Restate the material word for word and leave out anything that is a picture.

◇ ◇ ◇ ◇ ◇ ◇ ◇

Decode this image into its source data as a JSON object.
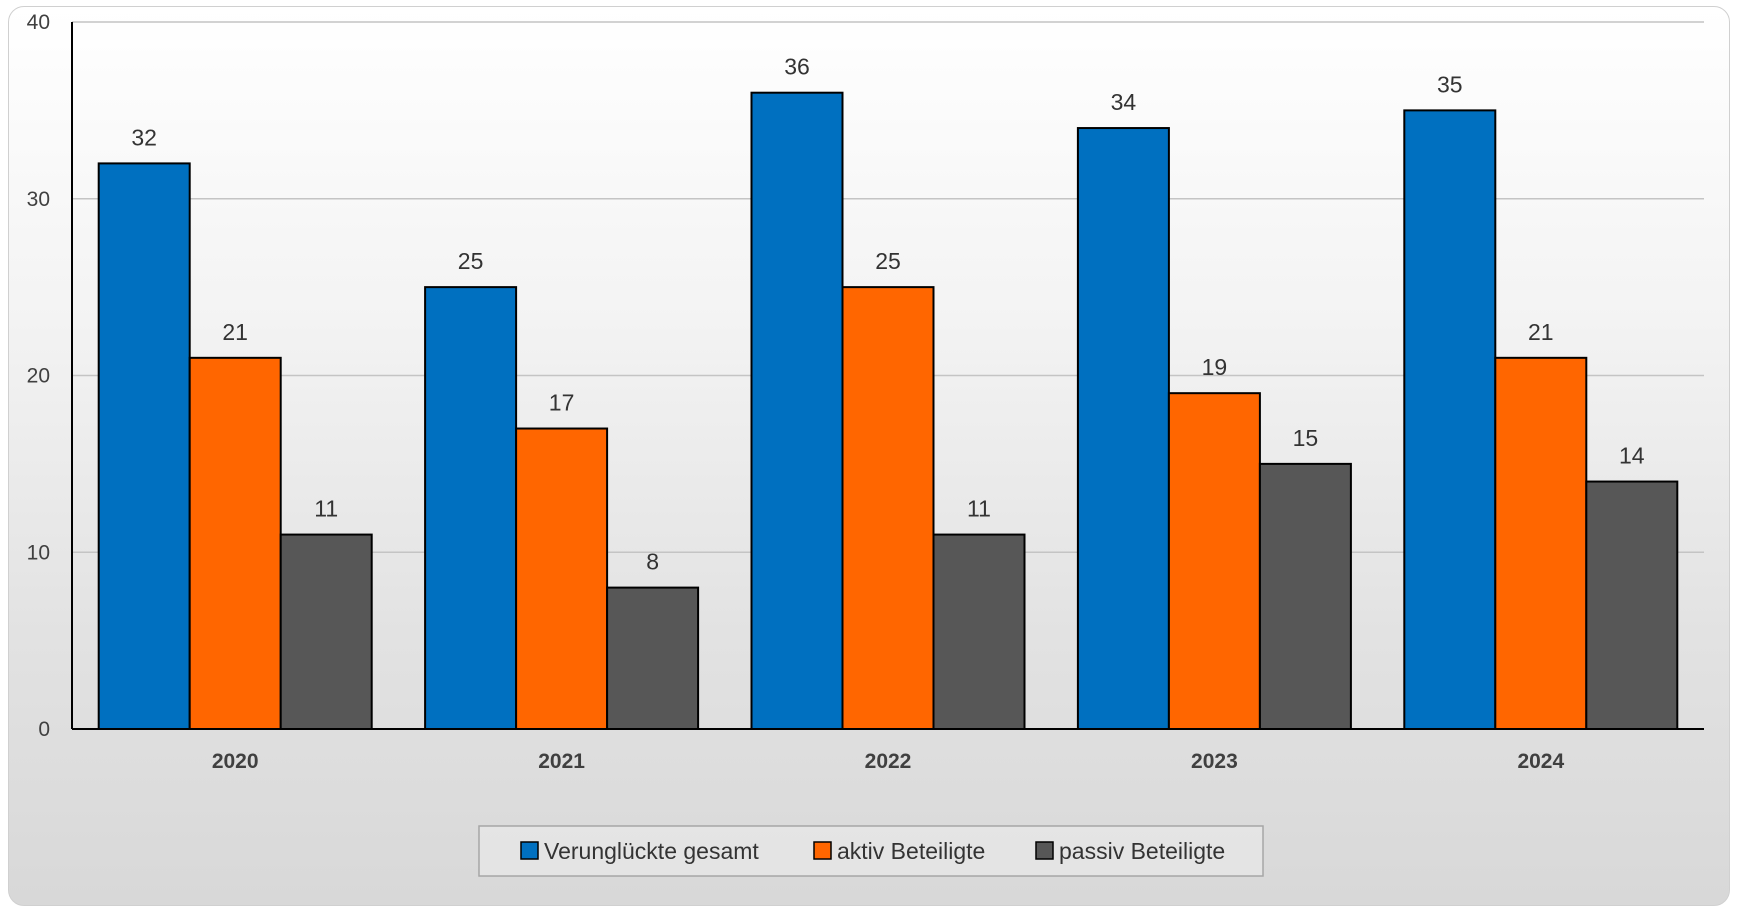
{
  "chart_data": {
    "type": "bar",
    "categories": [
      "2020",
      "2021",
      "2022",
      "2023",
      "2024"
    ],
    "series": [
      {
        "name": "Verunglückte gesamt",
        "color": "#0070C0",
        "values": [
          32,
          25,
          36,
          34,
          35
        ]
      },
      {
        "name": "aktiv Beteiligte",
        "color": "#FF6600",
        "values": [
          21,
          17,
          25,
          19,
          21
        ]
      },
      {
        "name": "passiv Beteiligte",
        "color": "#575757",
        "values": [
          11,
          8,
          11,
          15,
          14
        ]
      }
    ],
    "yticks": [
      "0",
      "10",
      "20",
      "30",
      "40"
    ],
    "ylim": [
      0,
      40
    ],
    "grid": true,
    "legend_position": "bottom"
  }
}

◇ ◇ ◇ ◇ ◇ ◇ ◇

REPLY »
Decode this image into its source data as a JSON object.
{
  "chart_data": {
    "type": "bar",
    "categories": [
      "2020",
      "2021",
      "2022",
      "2023",
      "2024"
    ],
    "series": [
      {
        "name": "Verunglückte gesamt",
        "color": "#0070C0",
        "values": [
          32,
          25,
          36,
          34,
          35
        ]
      },
      {
        "name": "aktiv Beteiligte",
        "color": "#FF6600",
        "values": [
          21,
          17,
          25,
          19,
          21
        ]
      },
      {
        "name": "passiv Beteiligte",
        "color": "#575757",
        "values": [
          11,
          8,
          11,
          15,
          14
        ]
      }
    ],
    "yticks": [
      "0",
      "10",
      "20",
      "30",
      "40"
    ],
    "ylim": [
      0,
      40
    ],
    "grid": true,
    "legend_position": "bottom"
  }
}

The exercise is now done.